[Stored records]
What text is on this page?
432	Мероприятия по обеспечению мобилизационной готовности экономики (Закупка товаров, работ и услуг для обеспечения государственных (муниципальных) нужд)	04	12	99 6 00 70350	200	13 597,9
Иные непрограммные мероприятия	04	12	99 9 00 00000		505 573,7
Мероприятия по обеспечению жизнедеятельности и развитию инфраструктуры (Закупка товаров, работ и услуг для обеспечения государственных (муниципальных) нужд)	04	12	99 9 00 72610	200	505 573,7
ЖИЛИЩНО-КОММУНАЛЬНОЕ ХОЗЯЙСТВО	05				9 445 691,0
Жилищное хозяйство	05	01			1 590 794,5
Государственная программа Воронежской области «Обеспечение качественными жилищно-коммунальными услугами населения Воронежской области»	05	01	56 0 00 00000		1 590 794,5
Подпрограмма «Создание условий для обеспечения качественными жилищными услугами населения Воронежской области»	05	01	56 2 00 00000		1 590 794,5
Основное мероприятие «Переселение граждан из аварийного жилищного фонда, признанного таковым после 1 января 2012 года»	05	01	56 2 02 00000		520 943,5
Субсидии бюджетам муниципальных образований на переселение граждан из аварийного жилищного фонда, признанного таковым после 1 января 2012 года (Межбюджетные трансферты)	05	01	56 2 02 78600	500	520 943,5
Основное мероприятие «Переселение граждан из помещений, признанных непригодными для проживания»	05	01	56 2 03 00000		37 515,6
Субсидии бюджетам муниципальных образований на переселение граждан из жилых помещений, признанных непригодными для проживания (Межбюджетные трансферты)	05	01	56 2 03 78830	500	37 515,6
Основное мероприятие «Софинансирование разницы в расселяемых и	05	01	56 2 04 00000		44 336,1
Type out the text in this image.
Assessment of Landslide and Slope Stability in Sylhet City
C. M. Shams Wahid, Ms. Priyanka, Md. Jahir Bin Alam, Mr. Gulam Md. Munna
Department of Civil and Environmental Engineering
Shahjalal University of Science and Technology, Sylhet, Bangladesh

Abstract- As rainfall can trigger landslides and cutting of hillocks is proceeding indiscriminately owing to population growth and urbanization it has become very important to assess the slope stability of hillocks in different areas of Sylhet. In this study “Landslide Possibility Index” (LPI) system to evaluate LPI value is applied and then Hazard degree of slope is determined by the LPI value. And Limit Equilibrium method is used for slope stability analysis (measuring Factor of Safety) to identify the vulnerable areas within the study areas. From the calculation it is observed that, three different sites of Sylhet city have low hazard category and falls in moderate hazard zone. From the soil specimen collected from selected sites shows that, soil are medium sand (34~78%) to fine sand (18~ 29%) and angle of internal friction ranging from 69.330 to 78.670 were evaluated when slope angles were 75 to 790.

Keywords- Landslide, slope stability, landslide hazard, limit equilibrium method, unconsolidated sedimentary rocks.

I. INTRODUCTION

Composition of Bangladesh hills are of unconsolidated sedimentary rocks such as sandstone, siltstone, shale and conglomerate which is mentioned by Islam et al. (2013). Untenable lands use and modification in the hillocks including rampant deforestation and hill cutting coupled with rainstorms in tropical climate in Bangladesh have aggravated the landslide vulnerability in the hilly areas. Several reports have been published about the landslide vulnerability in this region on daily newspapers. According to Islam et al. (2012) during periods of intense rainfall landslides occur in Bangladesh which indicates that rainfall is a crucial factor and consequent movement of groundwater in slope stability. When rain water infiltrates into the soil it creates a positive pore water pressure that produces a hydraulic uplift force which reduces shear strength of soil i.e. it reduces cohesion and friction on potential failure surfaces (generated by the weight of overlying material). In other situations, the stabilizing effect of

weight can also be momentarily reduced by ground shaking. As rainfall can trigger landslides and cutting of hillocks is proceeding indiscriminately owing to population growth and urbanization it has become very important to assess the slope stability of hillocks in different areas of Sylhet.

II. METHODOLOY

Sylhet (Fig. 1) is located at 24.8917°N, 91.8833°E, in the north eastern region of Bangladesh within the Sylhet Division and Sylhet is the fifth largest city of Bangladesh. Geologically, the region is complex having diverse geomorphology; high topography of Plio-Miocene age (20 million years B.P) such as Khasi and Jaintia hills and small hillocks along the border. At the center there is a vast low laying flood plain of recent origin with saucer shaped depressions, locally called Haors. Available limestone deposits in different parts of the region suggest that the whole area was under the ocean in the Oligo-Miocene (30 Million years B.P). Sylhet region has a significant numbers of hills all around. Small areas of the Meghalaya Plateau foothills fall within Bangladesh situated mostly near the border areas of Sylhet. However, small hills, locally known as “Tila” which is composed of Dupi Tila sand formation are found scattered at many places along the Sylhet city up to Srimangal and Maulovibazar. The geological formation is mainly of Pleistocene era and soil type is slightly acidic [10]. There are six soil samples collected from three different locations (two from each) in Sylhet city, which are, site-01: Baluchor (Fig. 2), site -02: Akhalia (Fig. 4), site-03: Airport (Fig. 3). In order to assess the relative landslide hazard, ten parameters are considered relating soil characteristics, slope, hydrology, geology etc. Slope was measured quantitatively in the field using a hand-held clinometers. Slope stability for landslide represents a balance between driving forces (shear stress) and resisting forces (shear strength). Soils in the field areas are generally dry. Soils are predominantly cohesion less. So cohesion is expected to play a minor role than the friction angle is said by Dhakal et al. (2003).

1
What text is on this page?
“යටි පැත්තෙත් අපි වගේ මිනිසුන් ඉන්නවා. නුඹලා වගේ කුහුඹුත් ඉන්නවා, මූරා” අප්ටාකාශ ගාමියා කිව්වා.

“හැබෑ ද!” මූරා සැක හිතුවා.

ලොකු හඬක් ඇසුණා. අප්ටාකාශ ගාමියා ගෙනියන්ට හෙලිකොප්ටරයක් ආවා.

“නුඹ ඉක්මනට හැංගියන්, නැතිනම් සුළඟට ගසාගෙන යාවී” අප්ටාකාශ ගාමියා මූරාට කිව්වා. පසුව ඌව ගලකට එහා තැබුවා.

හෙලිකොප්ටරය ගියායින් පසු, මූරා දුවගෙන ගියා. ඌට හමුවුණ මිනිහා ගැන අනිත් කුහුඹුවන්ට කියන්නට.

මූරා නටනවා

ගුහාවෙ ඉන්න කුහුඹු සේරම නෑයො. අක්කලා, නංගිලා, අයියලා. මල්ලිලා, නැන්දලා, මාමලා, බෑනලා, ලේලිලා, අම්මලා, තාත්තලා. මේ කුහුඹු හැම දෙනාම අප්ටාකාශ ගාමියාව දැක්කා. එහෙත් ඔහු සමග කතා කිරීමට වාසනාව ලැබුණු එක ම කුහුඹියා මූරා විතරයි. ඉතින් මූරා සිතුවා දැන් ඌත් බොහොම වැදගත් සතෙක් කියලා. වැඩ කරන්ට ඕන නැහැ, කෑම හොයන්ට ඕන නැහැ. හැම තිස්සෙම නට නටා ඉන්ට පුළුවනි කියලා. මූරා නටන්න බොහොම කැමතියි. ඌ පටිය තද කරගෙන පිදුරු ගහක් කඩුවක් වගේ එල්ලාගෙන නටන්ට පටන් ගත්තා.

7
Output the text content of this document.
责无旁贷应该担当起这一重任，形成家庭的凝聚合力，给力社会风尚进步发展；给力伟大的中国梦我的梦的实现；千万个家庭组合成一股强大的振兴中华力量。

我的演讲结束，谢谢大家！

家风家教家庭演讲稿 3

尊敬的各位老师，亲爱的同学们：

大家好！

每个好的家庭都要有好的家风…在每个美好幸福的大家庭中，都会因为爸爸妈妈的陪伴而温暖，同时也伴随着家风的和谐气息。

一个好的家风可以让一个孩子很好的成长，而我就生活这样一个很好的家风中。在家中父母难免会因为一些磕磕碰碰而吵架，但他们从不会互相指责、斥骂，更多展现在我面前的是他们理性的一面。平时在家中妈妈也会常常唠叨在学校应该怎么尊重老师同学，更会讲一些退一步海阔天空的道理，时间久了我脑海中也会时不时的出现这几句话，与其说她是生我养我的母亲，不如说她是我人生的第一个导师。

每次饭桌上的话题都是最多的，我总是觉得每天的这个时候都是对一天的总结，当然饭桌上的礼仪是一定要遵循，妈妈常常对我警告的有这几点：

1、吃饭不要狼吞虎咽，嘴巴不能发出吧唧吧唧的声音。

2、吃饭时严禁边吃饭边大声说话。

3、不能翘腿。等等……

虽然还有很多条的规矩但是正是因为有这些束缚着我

EXERCISE
Above are the records. Identify each line that contains the word "text".

EXERCISE OUTPUT
What text is on this page?
Type out the text in this image.
What text is on this page?
Output the text content of this document.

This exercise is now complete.